Description of the task: Pick out each line below containing "Maximum".

* begin Exercise data *

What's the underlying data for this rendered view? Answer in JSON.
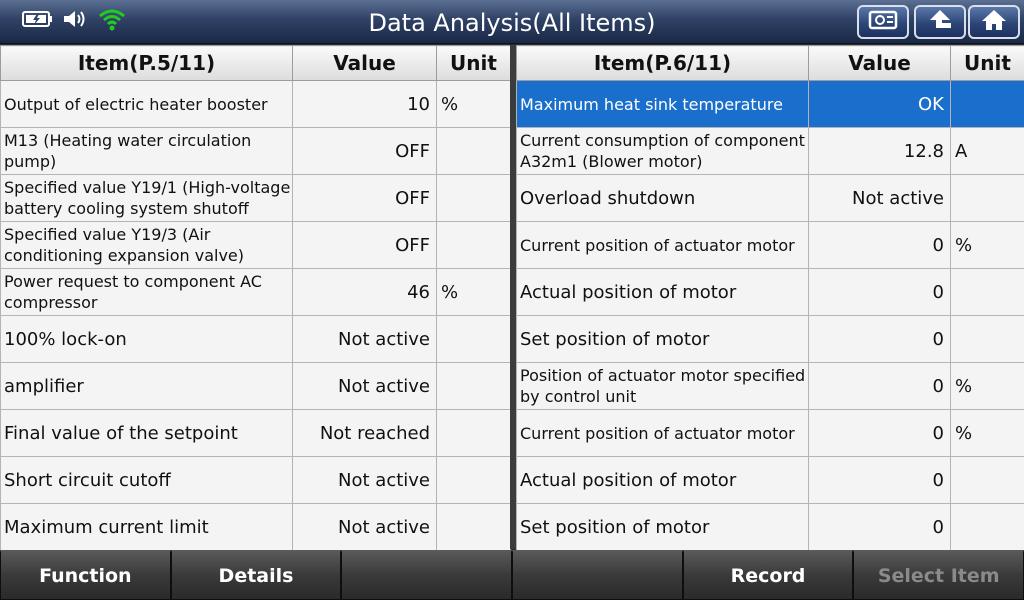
{
  "header": {
    "title": "Data Analysis(All Items)",
    "icons": {
      "battery": "battery-charging-icon",
      "volume": "speaker-volume-icon",
      "wifi": "wifi-icon",
      "screenshot": "screenshot-icon",
      "back": "back-arrow-icon",
      "home": "home-icon"
    },
    "wifi_color": "#22cc22"
  },
  "left_table": {
    "headers": {
      "item": "Item(P.5/11)",
      "value": "Value",
      "unit": "Unit"
    },
    "rows": [
      {
        "item": "Output of electric heater booster",
        "value": "10",
        "unit": "%"
      },
      {
        "item": "M13 (Heating water circulation pump)",
        "value": "OFF",
        "unit": ""
      },
      {
        "item": "Specified value Y19/1 (High-voltage battery cooling system shutoff",
        "value": "OFF",
        "unit": ""
      },
      {
        "item": "Specified value Y19/3 (Air conditioning expansion valve)",
        "value": "OFF",
        "unit": ""
      },
      {
        "item": "Power request to component AC compressor",
        "value": "46",
        "unit": "%"
      },
      {
        "item": "100% lock-on",
        "value": "Not active",
        "unit": ""
      },
      {
        "item": "amplifier",
        "value": "Not active",
        "unit": ""
      },
      {
        "item": "Final value of the setpoint",
        "value": "Not reached",
        "unit": ""
      },
      {
        "item": "Short circuit cutoff",
        "value": "Not active",
        "unit": ""
      },
      {
        "item": "Maximum current limit",
        "value": "Not active",
        "unit": ""
      }
    ]
  },
  "right_table": {
    "headers": {
      "item": "Item(P.6/11)",
      "value": "Value",
      "unit": "Unit"
    },
    "rows": [
      {
        "item": "Maximum heat sink temperature",
        "value": "OK",
        "unit": ""
      },
      {
        "item": "Current consumption of component A32m1 (Blower motor)",
        "value": "12.8",
        "unit": "A"
      },
      {
        "item": "Overload shutdown",
        "value": "Not active",
        "unit": ""
      },
      {
        "item": "Current position of actuator motor",
        "value": "0",
        "unit": "%"
      },
      {
        "item": "Actual position of motor",
        "value": "0",
        "unit": ""
      },
      {
        "item": "Set position of motor",
        "value": "0",
        "unit": ""
      },
      {
        "item": "Position of actuator motor specified by control unit",
        "value": "0",
        "unit": "%"
      },
      {
        "item": "Current position of actuator motor",
        "value": "0",
        "unit": "%"
      },
      {
        "item": "Actual position of motor",
        "value": "0",
        "unit": ""
      },
      {
        "item": "Set position of motor",
        "value": "0",
        "unit": ""
      }
    ],
    "selected_row": 0,
    "selected_color": "#1a6fcc"
  },
  "footer": {
    "buttons": [
      "Function",
      "Details",
      "",
      "",
      "Record",
      "Select Item"
    ]
  }
}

* end Exercise data *

Answer:
        "item": "Maximum current limit",
        "item": "Maximum heat sink temperature",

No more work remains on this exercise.